* Short exercise
Repeat all of the material below exactly as written, images excluded.

* Information shown
- - - - -

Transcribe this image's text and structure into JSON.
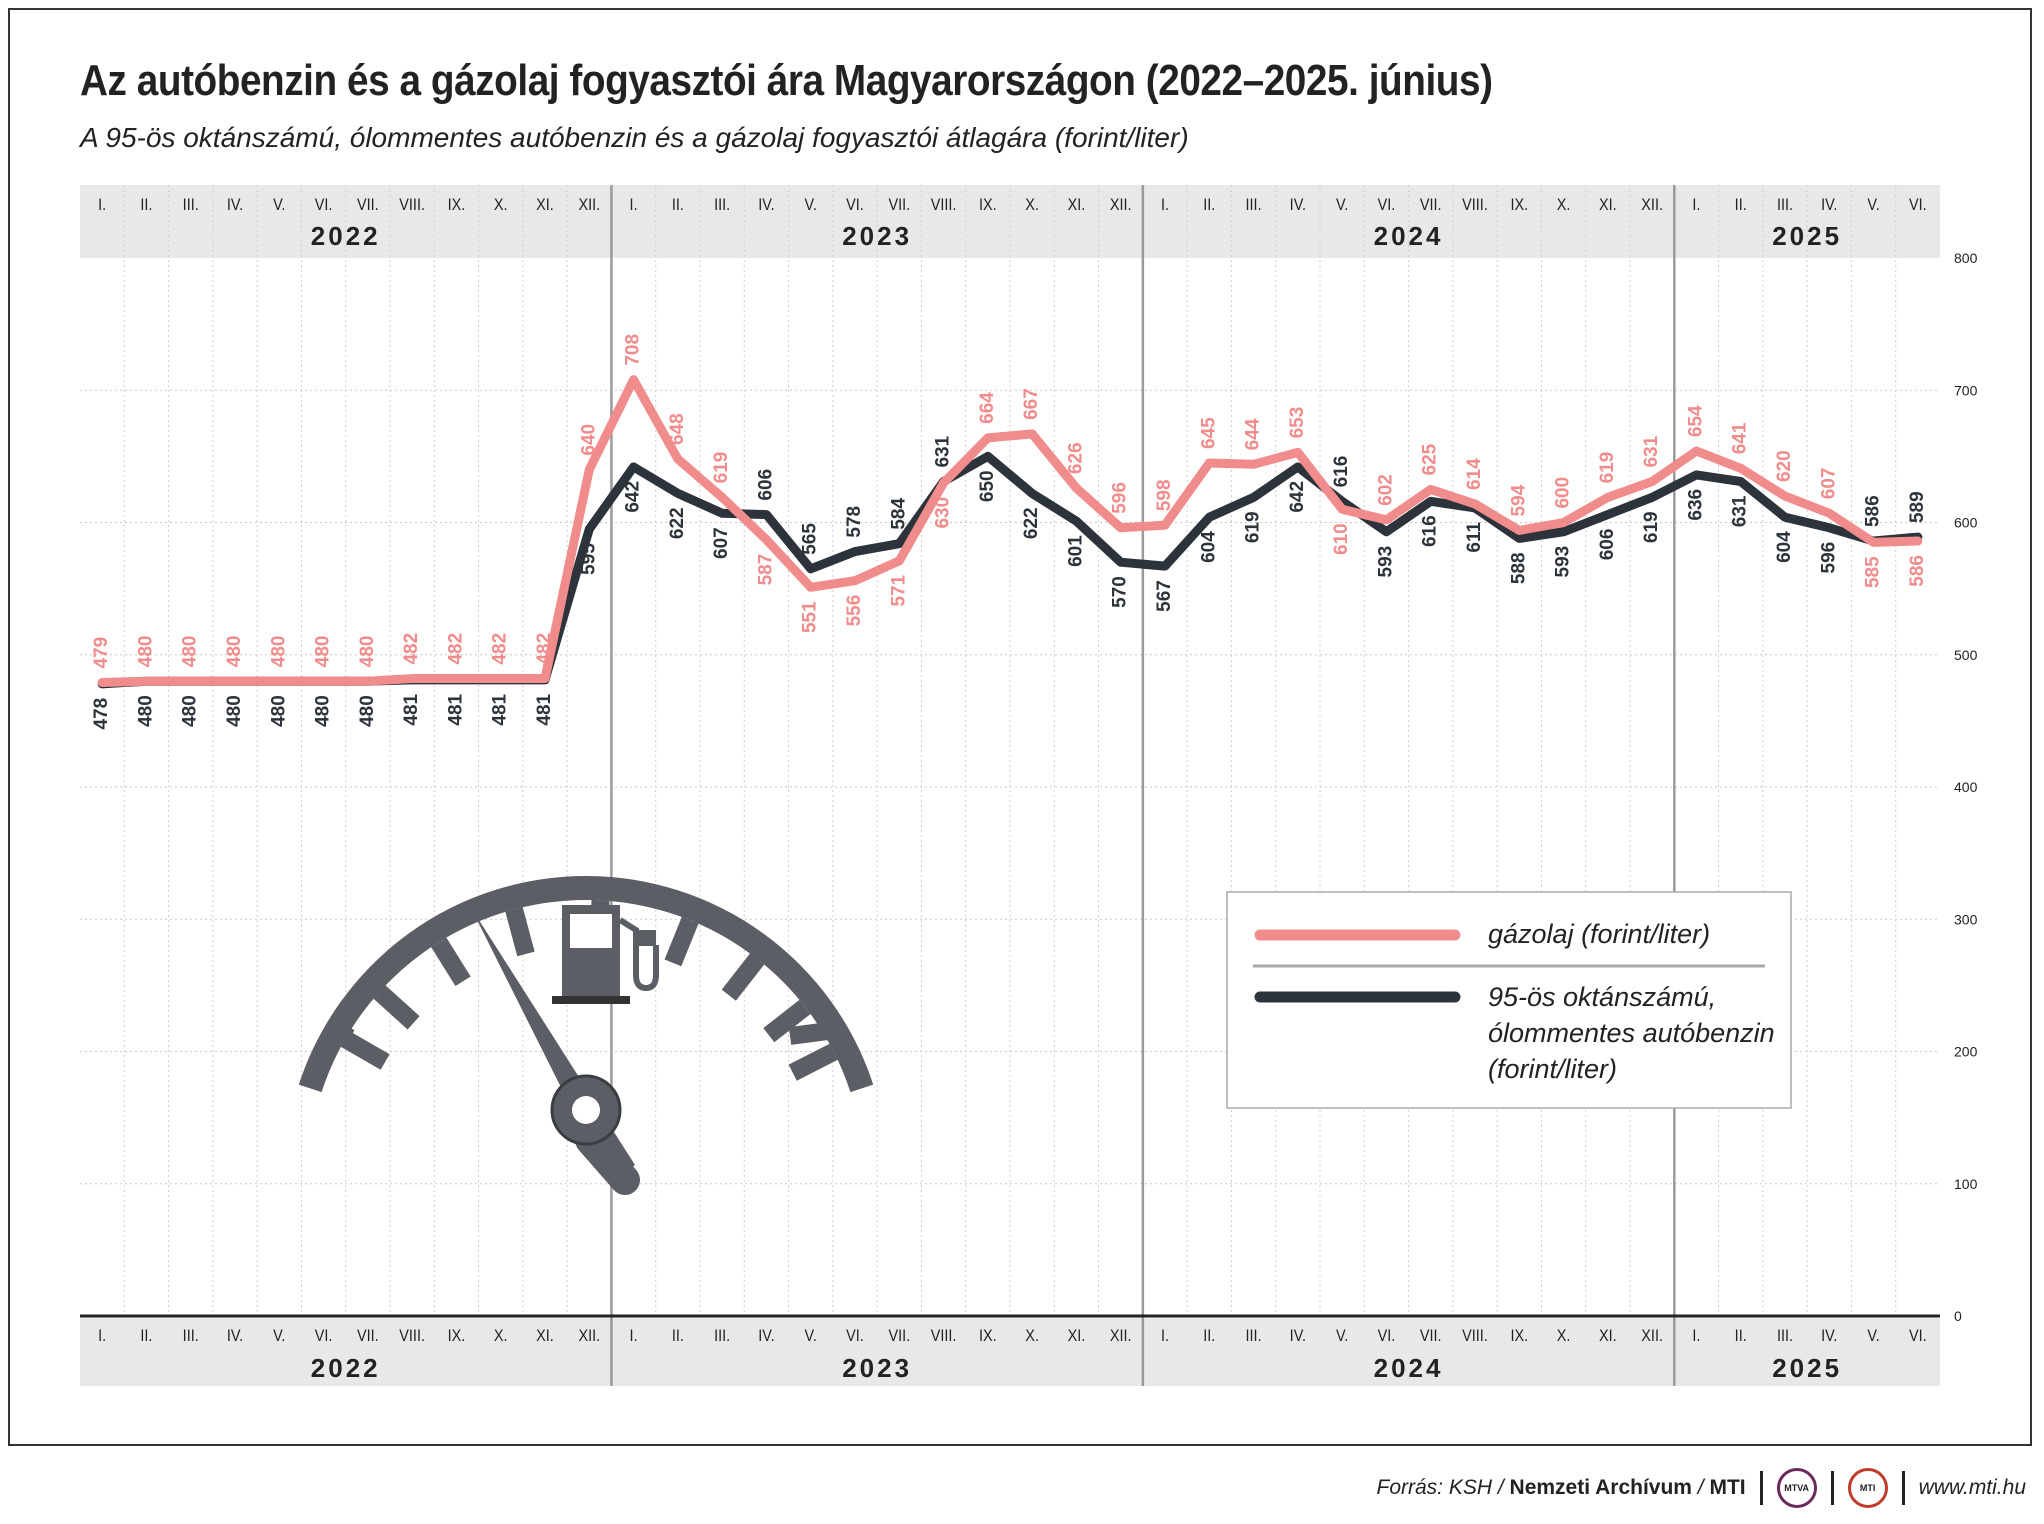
{
  "title": "Az autóbenzin és a gázolaj fogyasztói ára Magyarországon (2022–2025. június)",
  "subtitle": "A 95-ös oktánszámú, ólommentes autóbenzin és a gázolaj fogyasztói átlagára (forint/liter)",
  "footer": {
    "source_prefix": "Forrás: KSH / ",
    "source_archive": "Nemzeti Archívum",
    "source_sep": " / ",
    "source_mti": "MTI",
    "logo1": "MTVA",
    "logo2": "MTI",
    "url": "www.mti.hu"
  },
  "colors": {
    "diesel": "#f08c8c",
    "petrol": "#2d333b",
    "header_bg": "#e8e8e8"
  },
  "icon": "fuel-gauge-icon",
  "chart_data": {
    "type": "line",
    "months": [
      "I.",
      "II.",
      "III.",
      "IV.",
      "V.",
      "VI.",
      "VII.",
      "VIII.",
      "IX.",
      "X.",
      "XI.",
      "XII."
    ],
    "years": [
      "2022",
      "2023",
      "2024",
      "2025"
    ],
    "months_per_year": [
      12,
      12,
      12,
      6
    ],
    "yticks": [
      "0",
      "100",
      "200",
      "300",
      "400",
      "500",
      "600",
      "700",
      "800"
    ],
    "ylim": [
      0,
      800
    ],
    "series": [
      {
        "name": "gázolaj (forint/liter)",
        "values": [
          479,
          480,
          480,
          480,
          480,
          480,
          480,
          482,
          482,
          482,
          482,
          640,
          708,
          648,
          619,
          587,
          551,
          556,
          571,
          630,
          664,
          667,
          626,
          596,
          598,
          645,
          644,
          653,
          610,
          602,
          625,
          614,
          594,
          600,
          619,
          631,
          654,
          641,
          620,
          607,
          585,
          586
        ]
      },
      {
        "name": "95-ös oktánszámú, ólommentes autóbenzin (forint/liter)",
        "legend_lines": [
          "95-ös oktánszámú,",
          "ólommentes autóbenzin",
          "(forint/liter)"
        ],
        "values": [
          478,
          480,
          480,
          480,
          480,
          480,
          480,
          481,
          481,
          481,
          481,
          595,
          642,
          622,
          607,
          606,
          565,
          578,
          584,
          631,
          650,
          622,
          601,
          570,
          567,
          604,
          619,
          642,
          616,
          593,
          616,
          611,
          588,
          593,
          606,
          619,
          636,
          631,
          604,
          596,
          586,
          589
        ]
      }
    ]
  }
}
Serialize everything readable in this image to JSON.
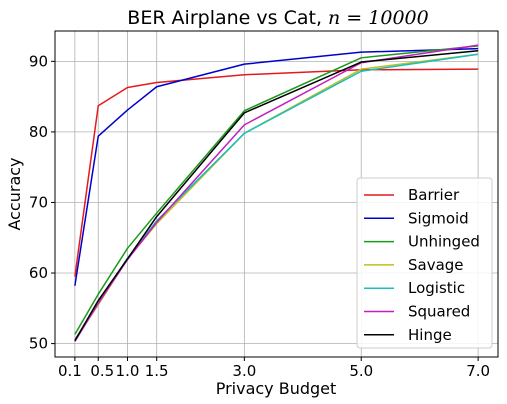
{
  "chart_data": {
    "type": "line",
    "title_main": "BER Airplane vs Cat, ",
    "title_math": "n = 10000",
    "xlabel": "Privacy Budget",
    "ylabel": "Accuracy",
    "x": [
      0.1,
      0.5,
      1.0,
      1.5,
      3.0,
      5.0,
      7.0
    ],
    "x_tick_labels": [
      "0.1",
      "0.5",
      "1.0",
      "1.5",
      "3.0",
      "5.0",
      "7.0"
    ],
    "y_ticks": [
      50,
      60,
      70,
      80,
      90
    ],
    "xlim": [
      -0.24,
      7.34
    ],
    "ylim": [
      48.1,
      94.3
    ],
    "grid": true,
    "legend_position": "lower-right",
    "series": [
      {
        "name": "Barrier",
        "color": "#e41a1c",
        "values": [
          59.5,
          83.7,
          86.3,
          87.0,
          88.1,
          88.8,
          88.9
        ]
      },
      {
        "name": "Sigmoid",
        "color": "#0000cc",
        "values": [
          58.2,
          79.4,
          83.1,
          86.4,
          89.6,
          91.3,
          91.8
        ]
      },
      {
        "name": "Unhinged",
        "color": "#1a9a1a",
        "values": [
          51.3,
          57.0,
          63.5,
          68.5,
          83.0,
          90.5,
          92.2
        ]
      },
      {
        "name": "Savage",
        "color": "#bfbf1f",
        "values": [
          50.6,
          55.5,
          62.0,
          67.0,
          79.8,
          88.9,
          91.0
        ]
      },
      {
        "name": "Logistic",
        "color": "#18bfbf",
        "values": [
          50.5,
          55.8,
          62.1,
          67.4,
          79.8,
          88.6,
          91.0
        ]
      },
      {
        "name": "Squared",
        "color": "#c01fc0",
        "values": [
          50.3,
          55.7,
          61.9,
          67.2,
          81.0,
          89.8,
          92.3
        ]
      },
      {
        "name": "Hinge",
        "color": "#000000",
        "values": [
          50.4,
          56.1,
          62.0,
          68.0,
          82.7,
          89.9,
          91.5
        ]
      }
    ]
  }
}
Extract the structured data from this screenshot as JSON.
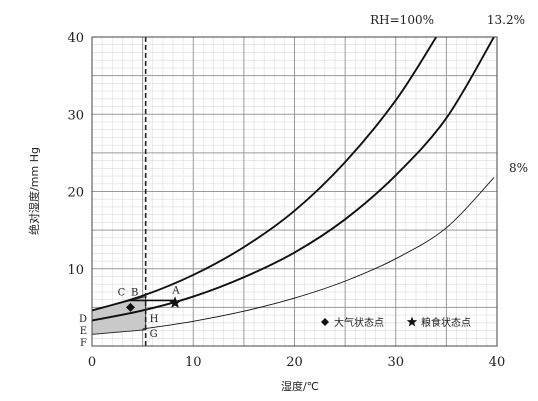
{
  "chart_data": {
    "type": "line",
    "title": "",
    "xlabel": "湿度/℃",
    "ylabel": "绝对湿度/mm Hg",
    "xlim": [
      0,
      40
    ],
    "ylim": [
      0,
      40
    ],
    "x_ticks": [
      "0",
      "10",
      "20",
      "30",
      "40"
    ],
    "y_ticks": [
      "10",
      "20",
      "30",
      "40"
    ],
    "grid": true,
    "series": [
      {
        "name": "RH=100%",
        "style": "thick",
        "x": [
          0,
          5,
          10,
          15,
          20,
          25,
          30,
          34
        ],
        "y": [
          4.6,
          6.5,
          9.2,
          12.8,
          17.5,
          23.8,
          31.8,
          40
        ]
      },
      {
        "name": "13.2%",
        "style": "thick",
        "x": [
          0,
          5,
          10,
          15,
          20,
          25,
          30,
          35,
          39.7
        ],
        "y": [
          3.3,
          4.6,
          6.4,
          8.9,
          12.1,
          16.4,
          22.1,
          29.5,
          40
        ]
      },
      {
        "name": "8%",
        "style": "thin",
        "x": [
          5,
          10,
          15,
          20,
          25,
          30,
          35,
          39.7
        ],
        "y": [
          2.2,
          3.2,
          4.5,
          6.2,
          8.4,
          11.3,
          15.3,
          21.8
        ]
      }
    ],
    "shaded_band": {
      "x": [
        0,
        5.3
      ],
      "upper": [
        4.6,
        6.4
      ],
      "lower": [
        1.5,
        2.1
      ]
    },
    "vertical_dashed_x": 5.3,
    "annotations": [
      {
        "label": "A",
        "x": 8.3,
        "y": 5.9
      },
      {
        "label": "B",
        "x": 5.3,
        "y": 5.9
      },
      {
        "label": "C",
        "x": 3.6,
        "y": 5.9
      },
      {
        "label": "D",
        "x": 0,
        "y": 3.6
      },
      {
        "label": "E",
        "x": 0,
        "y": 2.1
      },
      {
        "label": "F",
        "x": 0,
        "y": 0.5
      },
      {
        "label": "G",
        "x": 5.3,
        "y": 1.7
      },
      {
        "label": "H",
        "x": 5.3,
        "y": 3.6
      }
    ],
    "points": [
      {
        "marker": "diamond",
        "x": 3.8,
        "y": 5.0
      },
      {
        "marker": "star",
        "x": 8.2,
        "y": 5.6
      }
    ],
    "legend": {
      "placement": "bottom-right",
      "entries": [
        {
          "marker": "diamond",
          "label": "大气状态点"
        },
        {
          "marker": "star",
          "label": "粮食状态点"
        }
      ]
    }
  }
}
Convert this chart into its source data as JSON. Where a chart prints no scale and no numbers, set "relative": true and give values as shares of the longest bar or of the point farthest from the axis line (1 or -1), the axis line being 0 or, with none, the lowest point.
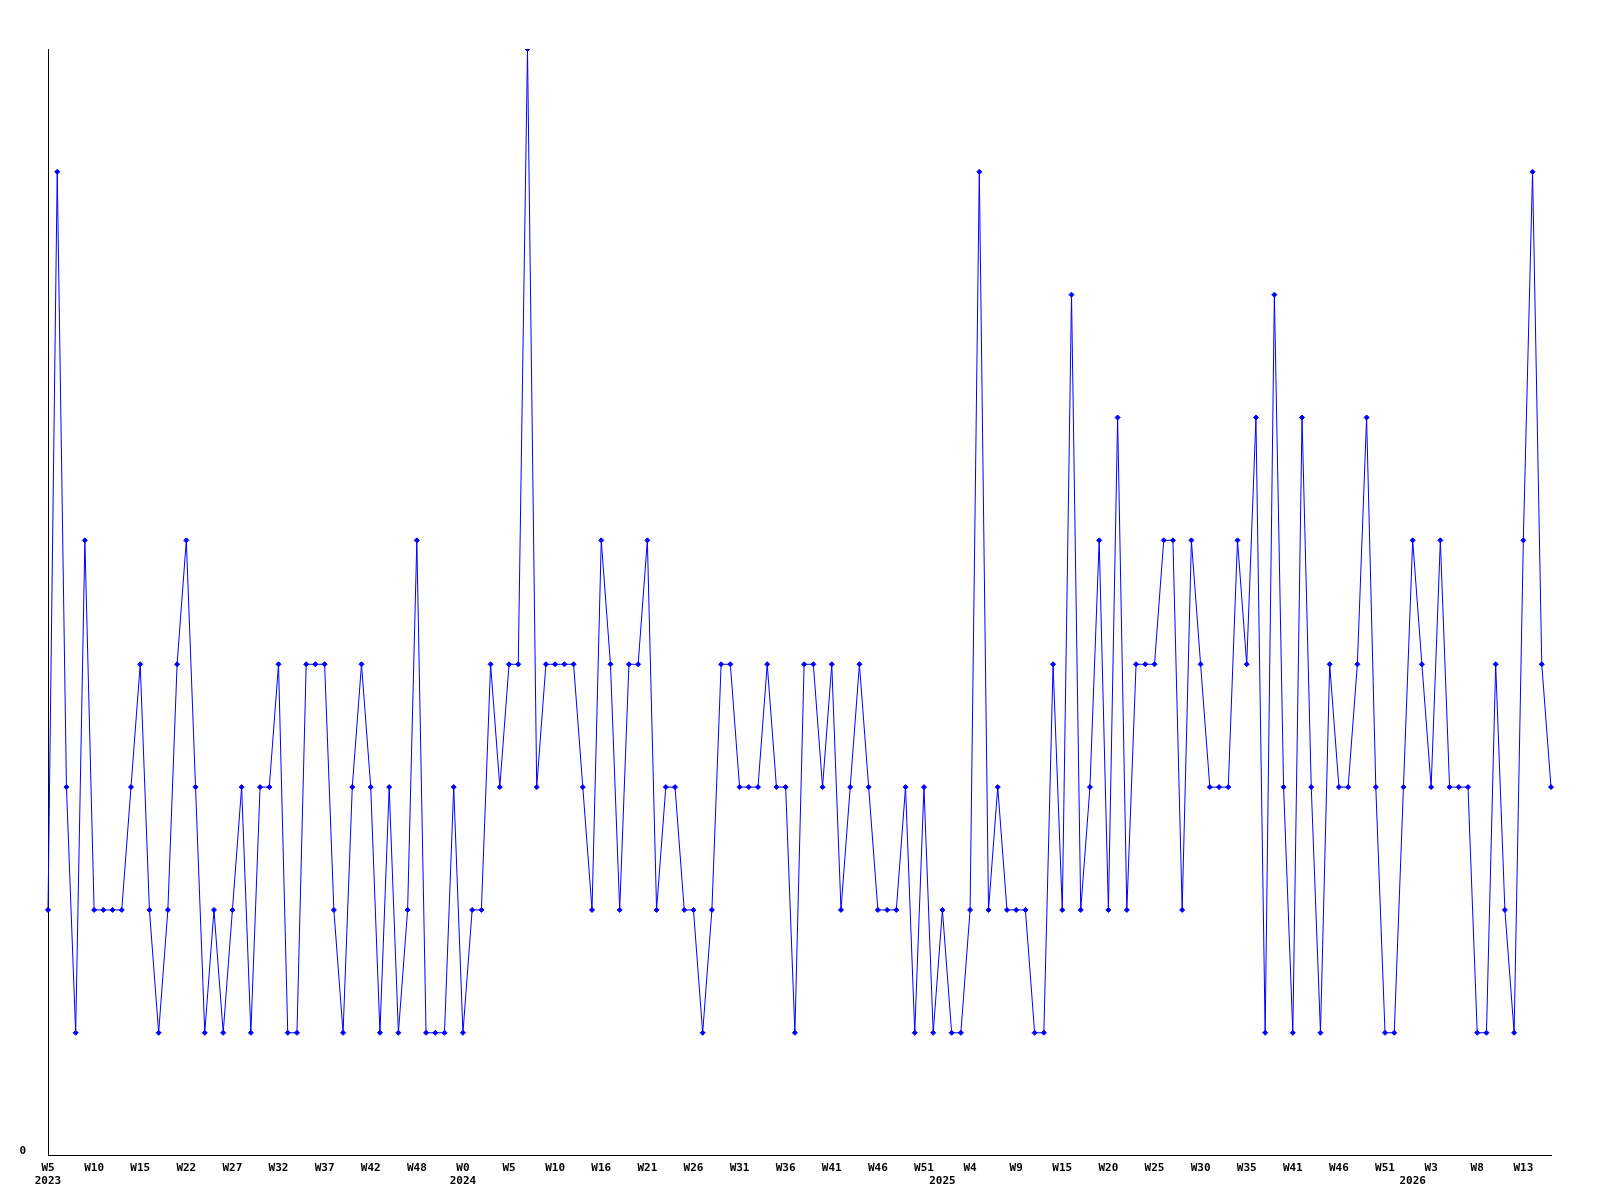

- - - - -

* Result of the task
Transcribe this image's text and structure into JSON.
{
  "title": "Az autóbenzin és a gázolaj fogyasztói ára Magyarországon (2022–2025. június)",
  "subtitle": "A 95-ös oktánszámú, ólommentes autóbenzin és a gázolaj fogyasztói átlagára (forint/liter)",
  "footer": {
    "source_prefix": "Forrás: KSH / ",
    "source_archive": "Nemzeti Archívum",
    "source_sep": " / ",
    "source_mti": "MTI",
    "logo1": "MTVA",
    "logo2": "MTI",
    "url": "www.mti.hu"
  },
  "colors": {
    "diesel": "#f08c8c",
    "petrol": "#2d333b",
    "header_bg": "#e8e8e8"
  },
  "icon": "fuel-gauge-icon",
  "chart_data": {
    "type": "line",
    "months": [
      "I.",
      "II.",
      "III.",
      "IV.",
      "V.",
      "VI.",
      "VII.",
      "VIII.",
      "IX.",
      "X.",
      "XI.",
      "XII."
    ],
    "years": [
      "2022",
      "2023",
      "2024",
      "2025"
    ],
    "months_per_year": [
      12,
      12,
      12,
      6
    ],
    "yticks": [
      "0",
      "100",
      "200",
      "300",
      "400",
      "500",
      "600",
      "700",
      "800"
    ],
    "ylim": [
      0,
      800
    ],
    "series": [
      {
        "name": "gázolaj (forint/liter)",
        "values": [
          479,
          480,
          480,
          480,
          480,
          480,
          480,
          482,
          482,
          482,
          482,
          640,
          708,
          648,
          619,
          587,
          551,
          556,
          571,
          630,
          664,
          667,
          626,
          596,
          598,
          645,
          644,
          653,
          610,
          602,
          625,
          614,
          594,
          600,
          619,
          631,
          654,
          641,
          620,
          607,
          585,
          586
        ]
      },
      {
        "name": "95-ös oktánszámú, ólommentes autóbenzin (forint/liter)",
        "legend_lines": [
          "95-ös oktánszámú,",
          "ólommentes autóbenzin",
          "(forint/liter)"
        ],
        "values": [
          478,
          480,
          480,
          480,
          480,
          480,
          480,
          481,
          481,
          481,
          481,
          595,
          642,
          622,
          607,
          606,
          565,
          578,
          584,
          631,
          650,
          622,
          601,
          570,
          567,
          604,
          619,
          642,
          616,
          593,
          616,
          611,
          588,
          593,
          606,
          619,
          636,
          631,
          604,
          596,
          586,
          589
        ]
      }
    ]
  }
}
Serialize everything readable in this image to JSON.
{
  "chart_data": {
    "type": "line",
    "title_main": "BER Airplane vs Cat, ",
    "title_math": "n = 10000",
    "xlabel": "Privacy Budget",
    "ylabel": "Accuracy",
    "x": [
      0.1,
      0.5,
      1.0,
      1.5,
      3.0,
      5.0,
      7.0
    ],
    "x_tick_labels": [
      "0.1",
      "0.5",
      "1.0",
      "1.5",
      "3.0",
      "5.0",
      "7.0"
    ],
    "y_ticks": [
      50,
      60,
      70,
      80,
      90
    ],
    "xlim": [
      -0.24,
      7.34
    ],
    "ylim": [
      48.1,
      94.3
    ],
    "grid": true,
    "legend_position": "lower-right",
    "series": [
      {
        "name": "Barrier",
        "color": "#e41a1c",
        "values": [
          59.5,
          83.7,
          86.3,
          87.0,
          88.1,
          88.8,
          88.9
        ]
      },
      {
        "name": "Sigmoid",
        "color": "#0000cc",
        "values": [
          58.2,
          79.4,
          83.1,
          86.4,
          89.6,
          91.3,
          91.8
        ]
      },
      {
        "name": "Unhinged",
        "color": "#1a9a1a",
        "values": [
          51.3,
          57.0,
          63.5,
          68.5,
          83.0,
          90.5,
          92.2
        ]
      },
      {
        "name": "Savage",
        "color": "#bfbf1f",
        "values": [
          50.6,
          55.5,
          62.0,
          67.0,
          79.8,
          88.9,
          91.0
        ]
      },
      {
        "name": "Logistic",
        "color": "#18bfbf",
        "values": [
          50.5,
          55.8,
          62.1,
          67.4,
          79.8,
          88.6,
          91.0
        ]
      },
      {
        "name": "Squared",
        "color": "#c01fc0",
        "values": [
          50.3,
          55.7,
          61.9,
          67.2,
          81.0,
          89.8,
          92.3
        ]
      },
      {
        "name": "Hinge",
        "color": "#000000",
        "values": [
          50.4,
          56.1,
          62.0,
          68.0,
          82.7,
          89.9,
          91.5
        ]
      }
    ]
  }
}
Extract the structured data from this screenshot as JSON.
{
  "chart_data": {
    "type": "line",
    "title": "",
    "xlabel": "湿度/℃",
    "ylabel": "绝对湿度/mm Hg",
    "xlim": [
      0,
      40
    ],
    "ylim": [
      0,
      40
    ],
    "x_ticks": [
      "0",
      "10",
      "20",
      "30",
      "40"
    ],
    "y_ticks": [
      "10",
      "20",
      "30",
      "40"
    ],
    "grid": true,
    "series": [
      {
        "name": "RH=100%",
        "style": "thick",
        "x": [
          0,
          5,
          10,
          15,
          20,
          25,
          30,
          34
        ],
        "y": [
          4.6,
          6.5,
          9.2,
          12.8,
          17.5,
          23.8,
          31.8,
          40
        ]
      },
      {
        "name": "13.2%",
        "style": "thick",
        "x": [
          0,
          5,
          10,
          15,
          20,
          25,
          30,
          35,
          39.7
        ],
        "y": [
          3.3,
          4.6,
          6.4,
          8.9,
          12.1,
          16.4,
          22.1,
          29.5,
          40
        ]
      },
      {
        "name": "8%",
        "style": "thin",
        "x": [
          5,
          10,
          15,
          20,
          25,
          30,
          35,
          39.7
        ],
        "y": [
          2.2,
          3.2,
          4.5,
          6.2,
          8.4,
          11.3,
          15.3,
          21.8
        ]
      }
    ],
    "shaded_band": {
      "x": [
        0,
        5.3
      ],
      "upper": [
        4.6,
        6.4
      ],
      "lower": [
        1.5,
        2.1
      ]
    },
    "vertical_dashed_x": 5.3,
    "annotations": [
      {
        "label": "A",
        "x": 8.3,
        "y": 5.9
      },
      {
        "label": "B",
        "x": 5.3,
        "y": 5.9
      },
      {
        "label": "C",
        "x": 3.6,
        "y": 5.9
      },
      {
        "label": "D",
        "x": 0,
        "y": 3.6
      },
      {
        "label": "E",
        "x": 0,
        "y": 2.1
      },
      {
        "label": "F",
        "x": 0,
        "y": 0.5
      },
      {
        "label": "G",
        "x": 5.3,
        "y": 1.7
      },
      {
        "label": "H",
        "x": 5.3,
        "y": 3.6
      }
    ],
    "points": [
      {
        "marker": "diamond",
        "x": 3.8,
        "y": 5.0
      },
      {
        "marker": "star",
        "x": 8.2,
        "y": 5.6
      }
    ],
    "legend": {
      "placement": "bottom-right",
      "entries": [
        {
          "marker": "diamond",
          "label": "大气状态点"
        },
        {
          "marker": "star",
          "label": "粮食状态点"
        }
      ]
    }
  }
}
Convert this chart into its source data as JSON. Where a chart prints no scale and no numbers, set "relative": true and give values as shares of the longest bar or of the point farthest from the axis line (1 or -1), the axis line being 0 or, with none, the lowest point.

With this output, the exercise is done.